REQUIRED WORK>
Extract the records in full, leaving every picture out.
▬▬▬
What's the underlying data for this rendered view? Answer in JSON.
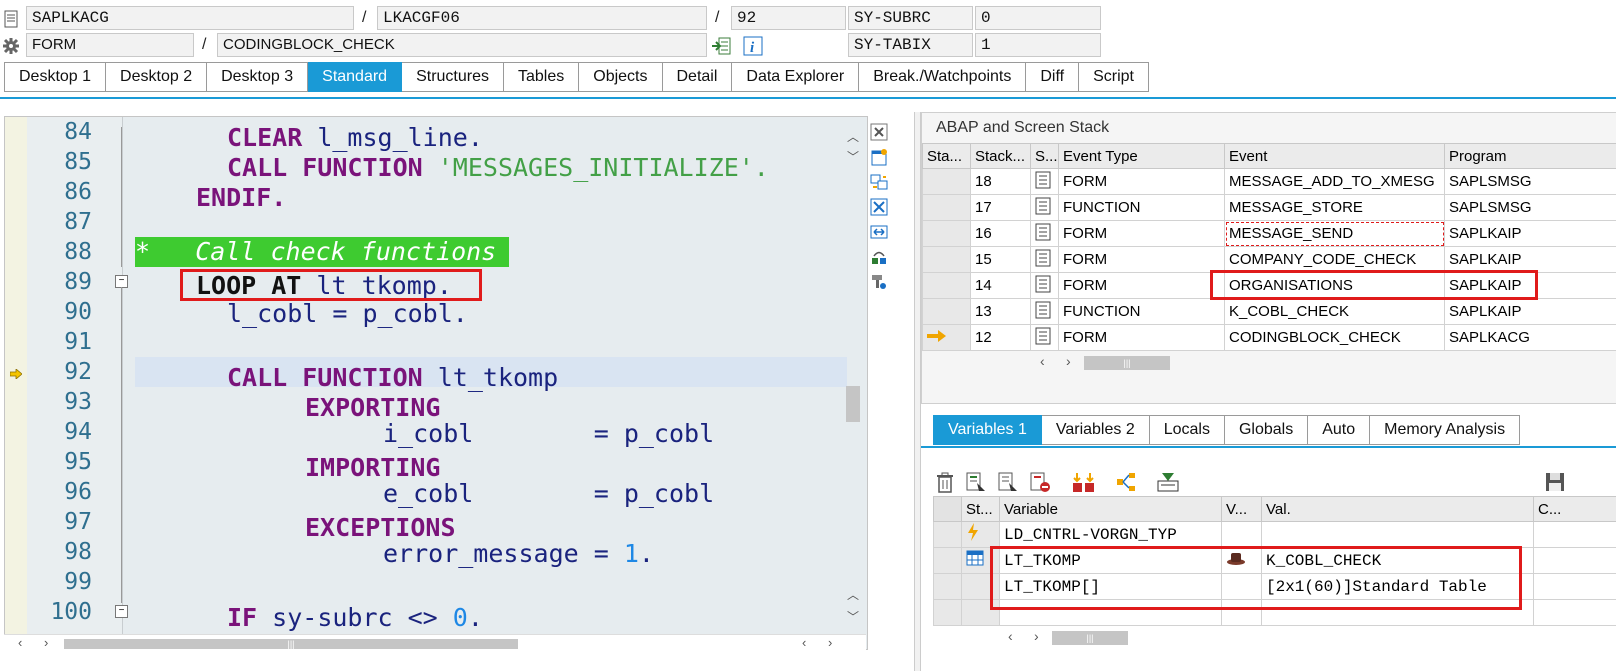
{
  "header": {
    "row1": {
      "program": "SAPLKACG",
      "include": "LKACGF06",
      "line": "92",
      "sysvar_name": "SY-SUBRC",
      "sysvar_value": "0"
    },
    "row2": {
      "event_type": "FORM",
      "event_name": "CODINGBLOCK_CHECK",
      "sysvar_name": "SY-TABIX",
      "sysvar_value": "1"
    },
    "separator": "/"
  },
  "tabs": [
    "Desktop 1",
    "Desktop 2",
    "Desktop 3",
    "Standard",
    "Structures",
    "Tables",
    "Objects",
    "Detail",
    "Data Explorer",
    "Break./Watchpoints",
    "Diff",
    "Script"
  ],
  "active_tab": "Standard",
  "editor": {
    "line_numbers": [
      "84",
      "85",
      "86",
      "87",
      "88",
      "89",
      "90",
      "91",
      "92",
      "93",
      "94",
      "95",
      "96",
      "97",
      "98",
      "99",
      "100"
    ],
    "current_line": "92",
    "code": {
      "l84_kw": "CLEAR",
      "l84_id": "l_msg_line.",
      "l85_kw": "CALL FUNCTION",
      "l85_str": "'MESSAGES_INITIALIZE'.",
      "l86_kw": "ENDIF.",
      "l88_comment": "*   Call check functions",
      "l89_kw": "LOOP AT",
      "l89_id": "lt_tkomp.",
      "l90_id": "l_cobl = p_cobl.",
      "l92_kw": "CALL FUNCTION",
      "l92_id": "lt_tkomp",
      "l93_kw": "EXPORTING",
      "l94_id": "i_cobl        = p_cobl",
      "l95_kw": "IMPORTING",
      "l96_id": "e_cobl        = p_cobl",
      "l97_kw": "EXCEPTIONS",
      "l98_id": "error_message = ",
      "l98_num": "1",
      "l98_end": ".",
      "l100_kw": "IF",
      "l100_id": "sy-subrc <> ",
      "l100_num": "0",
      "l100_end": "."
    }
  },
  "stack": {
    "title": "ABAP and Screen Stack",
    "columns": [
      "Sta...",
      "Stack...",
      "S...",
      "Event Type",
      "Event",
      "Program"
    ],
    "rows": [
      {
        "level": "18",
        "type": "FORM",
        "event": "MESSAGE_ADD_TO_XMESG",
        "program": "SAPLSMSG"
      },
      {
        "level": "17",
        "type": "FUNCTION",
        "event": "MESSAGE_STORE",
        "program": "SAPLSMSG"
      },
      {
        "level": "16",
        "type": "FORM",
        "event": "MESSAGE_SEND",
        "program": "SAPLKAIP"
      },
      {
        "level": "15",
        "type": "FORM",
        "event": "COMPANY_CODE_CHECK",
        "program": "SAPLKAIP"
      },
      {
        "level": "14",
        "type": "FORM",
        "event": "ORGANISATIONS",
        "program": "SAPLKAIP"
      },
      {
        "level": "13",
        "type": "FUNCTION",
        "event": "K_COBL_CHECK",
        "program": "SAPLKAIP"
      },
      {
        "level": "12",
        "type": "FORM",
        "event": "CODINGBLOCK_CHECK",
        "program": "SAPLKACG"
      }
    ]
  },
  "variables": {
    "tabs": [
      "Variables 1",
      "Variables 2",
      "Locals",
      "Globals",
      "Auto",
      "Memory Analysis"
    ],
    "active_tab": "Variables 1",
    "columns": [
      "St...",
      "Variable",
      "V...",
      "Val.",
      "C..."
    ],
    "rows": [
      {
        "name": "LD_CNTRL-VORGN_TYP",
        "value": ""
      },
      {
        "name": "LT_TKOMP",
        "value": "K_COBL_CHECK"
      },
      {
        "name": "LT_TKOMP[]",
        "value": "[2x1(60)]Standard Table"
      }
    ]
  },
  "scroll_grip": "|||",
  "colors": {
    "accent": "#1a9ad6",
    "highlight_box": "#e01b1b",
    "comment_bg": "#3ecb30",
    "keyword": "#7a137a"
  }
}
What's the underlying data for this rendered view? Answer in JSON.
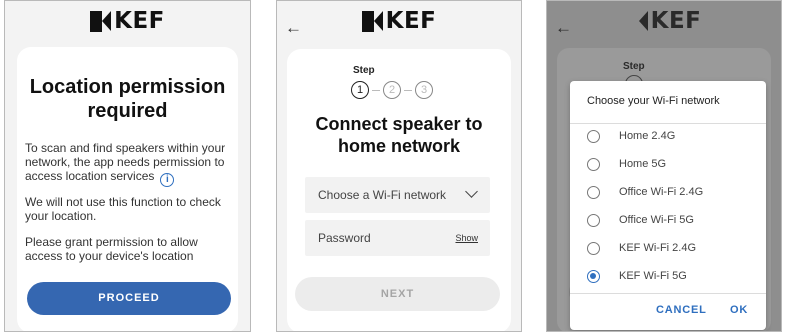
{
  "brand": {
    "logo_text": "KEF"
  },
  "screen1": {
    "title": "Location permission required",
    "para1": "To scan and find speakers within your network, the app needs permission to access location services",
    "para2": "We will not use this function to check your location.",
    "para3": "Please grant permission to allow access to your device's location",
    "proceed_label": "PROCEED"
  },
  "screen2": {
    "back_glyph": "←",
    "step_label": "Step",
    "steps": [
      "1",
      "2",
      "3"
    ],
    "title": "Connect speaker to home network",
    "wifi_placeholder": "Choose a Wi-Fi network",
    "password_placeholder": "Password",
    "show_label": "Show",
    "next_label": "NEXT"
  },
  "screen3": {
    "back_glyph": "←",
    "step_label": "Step",
    "dialog_title": "Choose your Wi-Fi network",
    "options": [
      {
        "label": "Home 2.4G",
        "selected": false
      },
      {
        "label": "Home 5G",
        "selected": false
      },
      {
        "label": "Office Wi-Fi 2.4G",
        "selected": false
      },
      {
        "label": "Office Wi-Fi 5G",
        "selected": false
      },
      {
        "label": "KEF Wi-Fi 2.4G",
        "selected": false
      },
      {
        "label": "KEF Wi-Fi 5G",
        "selected": true
      }
    ],
    "cancel_label": "CANCEL",
    "ok_label": "OK"
  },
  "colors": {
    "accent": "#3567b1",
    "link": "#2f6fbf",
    "overlay": "#8e8e8e"
  },
  "icons": [
    "kef-logo-icon",
    "back-arrow-icon",
    "info-icon",
    "chevron-down-icon",
    "radio-icon"
  ]
}
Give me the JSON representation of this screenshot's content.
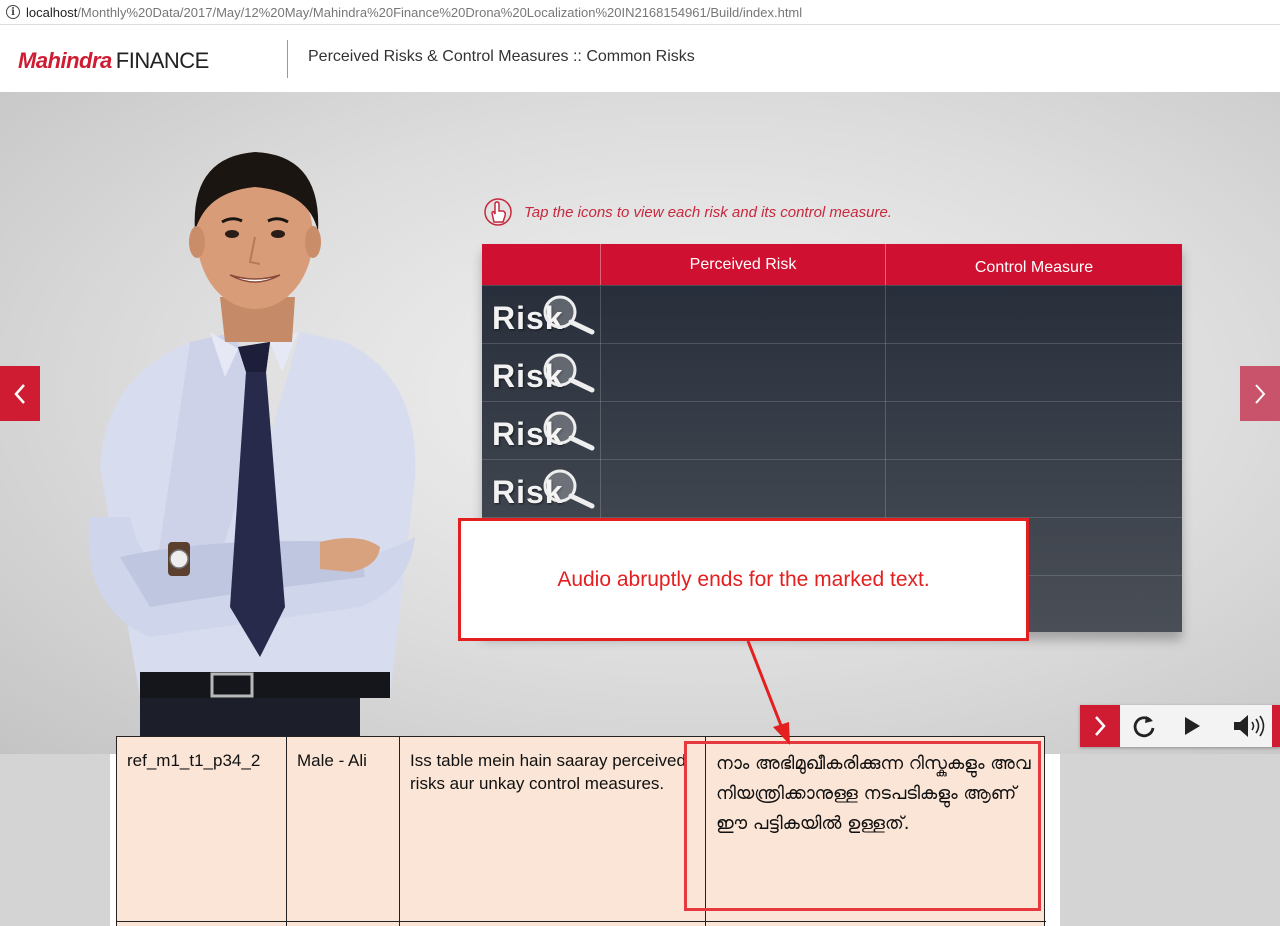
{
  "address_bar": {
    "host": "localhost",
    "path": "/Monthly%20Data/2017/May/12%20May/Mahindra%20Finance%20Drona%20Localization%20IN2168154961/Build/index.html"
  },
  "header": {
    "logo_brand": "Mahindra",
    "logo_finance": "FINANCE",
    "title": "Perceived Risks & Control Measures :: Common Risks"
  },
  "instruction": "Tap the icons to view each risk and its control measure.",
  "risk_table": {
    "columns": [
      "Perceived Risk",
      "Control Measure"
    ],
    "rows": [
      {
        "icon_label": "Risk"
      },
      {
        "icon_label": "Risk"
      },
      {
        "icon_label": "Risk"
      },
      {
        "icon_label": "Risk"
      }
    ]
  },
  "callout": "Audio abruptly ends for the marked text.",
  "script_row": {
    "ref": "ref_m1_t1_p34_2",
    "speaker": "Male - Ali",
    "source_text": "Iss table mein hain saaray perceived risks aur unkay control measures.",
    "translation": "നാം അഭിമുഖീകരിക്കുന്ന റിസ്കുകളും അവ നിയന്ത്രിക്കാനുള്ള നടപടികളും ആണ് ഈ പട്ടികയിൽ ഉള്ളത്."
  },
  "colors": {
    "brand_red": "#d01c32",
    "table_header_red": "#d01030",
    "callout_red": "#e31f1f",
    "doc_cell_bg": "#fbe5d6"
  }
}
▬▬▬
RESPONSE>
What's the underlying data for this rendered view? Answer in JSON.
{
  "header": {
    "row1": {
      "program": "SAPLKACG",
      "include": "LKACGF06",
      "line": "92",
      "sysvar_name": "SY-SUBRC",
      "sysvar_value": "0"
    },
    "row2": {
      "event_type": "FORM",
      "event_name": "CODINGBLOCK_CHECK",
      "sysvar_name": "SY-TABIX",
      "sysvar_value": "1"
    },
    "separator": "/"
  },
  "tabs": [
    "Desktop 1",
    "Desktop 2",
    "Desktop 3",
    "Standard",
    "Structures",
    "Tables",
    "Objects",
    "Detail",
    "Data Explorer",
    "Break./Watchpoints",
    "Diff",
    "Script"
  ],
  "active_tab": "Standard",
  "editor": {
    "line_numbers": [
      "84",
      "85",
      "86",
      "87",
      "88",
      "89",
      "90",
      "91",
      "92",
      "93",
      "94",
      "95",
      "96",
      "97",
      "98",
      "99",
      "100"
    ],
    "current_line": "92",
    "code": {
      "l84_kw": "CLEAR",
      "l84_id": "l_msg_line.",
      "l85_kw": "CALL FUNCTION",
      "l85_str": "'MESSAGES_INITIALIZE'.",
      "l86_kw": "ENDIF.",
      "l88_comment": "*   Call check functions",
      "l89_kw": "LOOP AT",
      "l89_id": "lt_tkomp.",
      "l90_id": "l_cobl = p_cobl.",
      "l92_kw": "CALL FUNCTION",
      "l92_id": "lt_tkomp",
      "l93_kw": "EXPORTING",
      "l94_id": "i_cobl        = p_cobl",
      "l95_kw": "IMPORTING",
      "l96_id": "e_cobl        = p_cobl",
      "l97_kw": "EXCEPTIONS",
      "l98_id": "error_message = ",
      "l98_num": "1",
      "l98_end": ".",
      "l100_kw": "IF",
      "l100_id": "sy-subrc <> ",
      "l100_num": "0",
      "l100_end": "."
    }
  },
  "stack": {
    "title": "ABAP and Screen Stack",
    "columns": [
      "Sta...",
      "Stack...",
      "S...",
      "Event Type",
      "Event",
      "Program"
    ],
    "rows": [
      {
        "level": "18",
        "type": "FORM",
        "event": "MESSAGE_ADD_TO_XMESG",
        "program": "SAPLSMSG"
      },
      {
        "level": "17",
        "type": "FUNCTION",
        "event": "MESSAGE_STORE",
        "program": "SAPLSMSG"
      },
      {
        "level": "16",
        "type": "FORM",
        "event": "MESSAGE_SEND",
        "program": "SAPLKAIP"
      },
      {
        "level": "15",
        "type": "FORM",
        "event": "COMPANY_CODE_CHECK",
        "program": "SAPLKAIP"
      },
      {
        "level": "14",
        "type": "FORM",
        "event": "ORGANISATIONS",
        "program": "SAPLKAIP"
      },
      {
        "level": "13",
        "type": "FUNCTION",
        "event": "K_COBL_CHECK",
        "program": "SAPLKAIP"
      },
      {
        "level": "12",
        "type": "FORM",
        "event": "CODINGBLOCK_CHECK",
        "program": "SAPLKACG"
      }
    ]
  },
  "variables": {
    "tabs": [
      "Variables 1",
      "Variables 2",
      "Locals",
      "Globals",
      "Auto",
      "Memory Analysis"
    ],
    "active_tab": "Variables 1",
    "columns": [
      "St...",
      "Variable",
      "V...",
      "Val.",
      "C..."
    ],
    "rows": [
      {
        "name": "LD_CNTRL-VORGN_TYP",
        "value": ""
      },
      {
        "name": "LT_TKOMP",
        "value": "K_COBL_CHECK"
      },
      {
        "name": "LT_TKOMP[]",
        "value": "[2x1(60)]Standard Table"
      }
    ]
  },
  "scroll_grip": "|||",
  "colors": {
    "accent": "#1a9ad6",
    "highlight_box": "#e01b1b",
    "comment_bg": "#3ecb30",
    "keyword": "#7a137a"
  }
}
What's the underlying data for this rendered view? Answer in JSON.
{
  "brand": {
    "logo_text": "KEF"
  },
  "screen1": {
    "title": "Location permission required",
    "para1": "To scan and find speakers within your network, the app needs permission to access location services",
    "para2": "We will not use this function to check your location.",
    "para3": "Please grant permission to allow access to your device's location",
    "proceed_label": "PROCEED"
  },
  "screen2": {
    "back_glyph": "←",
    "step_label": "Step",
    "steps": [
      "1",
      "2",
      "3"
    ],
    "title": "Connect speaker to home network",
    "wifi_placeholder": "Choose a Wi-Fi network",
    "password_placeholder": "Password",
    "show_label": "Show",
    "next_label": "NEXT"
  },
  "screen3": {
    "back_glyph": "←",
    "step_label": "Step",
    "dialog_title": "Choose your Wi-Fi network",
    "options": [
      {
        "label": "Home 2.4G",
        "selected": false
      },
      {
        "label": "Home 5G",
        "selected": false
      },
      {
        "label": "Office Wi-Fi 2.4G",
        "selected": false
      },
      {
        "label": "Office Wi-Fi 5G",
        "selected": false
      },
      {
        "label": "KEF Wi-Fi 2.4G",
        "selected": false
      },
      {
        "label": "KEF Wi-Fi 5G",
        "selected": true
      }
    ],
    "cancel_label": "CANCEL",
    "ok_label": "OK"
  },
  "colors": {
    "accent": "#3567b1",
    "link": "#2f6fbf",
    "overlay": "#8e8e8e"
  },
  "icons": [
    "kef-logo-icon",
    "back-arrow-icon",
    "info-icon",
    "chevron-down-icon",
    "radio-icon"
  ]
}
Give me the JSON representation of this screenshot's content.
{
  "address_bar": {
    "host": "localhost",
    "path": "/Monthly%20Data/2017/May/12%20May/Mahindra%20Finance%20Drona%20Localization%20IN2168154961/Build/index.html"
  },
  "header": {
    "logo_brand": "Mahindra",
    "logo_finance": "FINANCE",
    "title": "Perceived Risks & Control Measures :: Common Risks"
  },
  "instruction": "Tap the icons to view each risk and its control measure.",
  "risk_table": {
    "columns": [
      "Perceived Risk",
      "Control Measure"
    ],
    "rows": [
      {
        "icon_label": "Risk"
      },
      {
        "icon_label": "Risk"
      },
      {
        "icon_label": "Risk"
      },
      {
        "icon_label": "Risk"
      }
    ]
  },
  "callout": "Audio abruptly ends for the marked text.",
  "script_row": {
    "ref": "ref_m1_t1_p34_2",
    "speaker": "Male - Ali",
    "source_text": "Iss table mein hain saaray perceived risks aur unkay control measures.",
    "translation": "നാം അഭിമുഖീകരിക്കുന്ന റിസ്കുകളും അവ നിയന്ത്രിക്കാനുള്ള നടപടികളും ആണ് ഈ പട്ടികയിൽ ഉള്ളത്."
  },
  "colors": {
    "brand_red": "#d01c32",
    "table_header_red": "#d01030",
    "callout_red": "#e31f1f",
    "doc_cell_bg": "#fbe5d6"
  }
}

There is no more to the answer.